>> Begin
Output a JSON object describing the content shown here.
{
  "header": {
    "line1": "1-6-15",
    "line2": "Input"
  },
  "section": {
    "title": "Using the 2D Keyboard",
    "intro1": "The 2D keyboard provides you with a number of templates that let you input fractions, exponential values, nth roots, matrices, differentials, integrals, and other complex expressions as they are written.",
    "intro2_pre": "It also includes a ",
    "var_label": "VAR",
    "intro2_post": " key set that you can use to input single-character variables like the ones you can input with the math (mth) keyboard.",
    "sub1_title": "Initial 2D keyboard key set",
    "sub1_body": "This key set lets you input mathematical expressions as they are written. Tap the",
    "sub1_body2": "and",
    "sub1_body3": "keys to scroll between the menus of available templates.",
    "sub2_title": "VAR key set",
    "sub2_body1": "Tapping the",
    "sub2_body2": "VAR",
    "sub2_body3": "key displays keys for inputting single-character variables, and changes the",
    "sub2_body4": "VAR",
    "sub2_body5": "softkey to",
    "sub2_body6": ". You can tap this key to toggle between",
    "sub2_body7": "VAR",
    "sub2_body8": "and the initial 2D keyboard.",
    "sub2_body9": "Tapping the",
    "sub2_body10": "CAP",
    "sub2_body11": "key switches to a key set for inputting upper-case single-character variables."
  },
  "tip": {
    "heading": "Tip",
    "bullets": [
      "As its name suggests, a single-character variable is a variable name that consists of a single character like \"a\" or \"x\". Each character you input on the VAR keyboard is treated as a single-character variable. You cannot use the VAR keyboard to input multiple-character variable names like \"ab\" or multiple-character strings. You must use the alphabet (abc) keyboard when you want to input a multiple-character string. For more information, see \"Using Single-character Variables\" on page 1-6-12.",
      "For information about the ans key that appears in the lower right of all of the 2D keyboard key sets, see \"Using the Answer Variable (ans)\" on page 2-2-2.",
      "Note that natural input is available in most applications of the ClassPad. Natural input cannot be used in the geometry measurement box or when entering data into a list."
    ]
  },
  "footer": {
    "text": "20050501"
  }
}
>> End
> _DIRECTIONS FOR THIS TASK_
Repeat back the data above, exact to the last character.

> _OUTPUT BELOW_
Output a JSON object describing the content shown here.
{
  "header": {
    "line1": "1-6-15",
    "line2": "Input"
  },
  "section": {
    "title": "Using the 2D Keyboard",
    "intro1": "The 2D keyboard provides you with a number of templates that let you input fractions, exponential values, nth roots, matrices, differentials, integrals, and other complex expressions as they are written.",
    "intro2_pre": "It also includes a ",
    "var_label": "VAR",
    "intro2_post": " key set that you can use to input single-character variables like the ones you can input with the math (mth) keyboard.",
    "sub1_title": "Initial 2D keyboard key set",
    "sub1_body": "This key set lets you input mathematical expressions as they are written. Tap the",
    "sub1_body2": "and",
    "sub1_body3": "keys to scroll between the menus of available templates.",
    "sub2_title": "VAR key set",
    "sub2_body1": "Tapping the",
    "sub2_body2": "VAR",
    "sub2_body3": "key displays keys for inputting single-character variables, and changes the",
    "sub2_body4": "VAR",
    "sub2_body5": "softkey to",
    "sub2_body6": ". You can tap this key to toggle between",
    "sub2_body7": "VAR",
    "sub2_body8": "and the initial 2D keyboard.",
    "sub2_body9": "Tapping the",
    "sub2_body10": "CAP",
    "sub2_body11": "key switches to a key set for inputting upper-case single-character variables."
  },
  "tip": {
    "heading": "Tip",
    "bullets": [
      "As its name suggests, a single-character variable is a variable name that consists of a single character like \"a\" or \"x\". Each character you input on the VAR keyboard is treated as a single-character variable. You cannot use the VAR keyboard to input multiple-character variable names like \"ab\" or multiple-character strings. You must use the alphabet (abc) keyboard when you want to input a multiple-character string. For more information, see \"Using Single-character Variables\" on page 1-6-12.",
      "For information about the ans key that appears in the lower right of all of the 2D keyboard key sets, see \"Using the Answer Variable (ans)\" on page 2-2-2.",
      "Note that natural input is available in most applications of the ClassPad. Natural input cannot be used in the geometry measurement box or when entering data into a list."
    ]
  },
  "footer": {
    "text": "20050501"
  }
}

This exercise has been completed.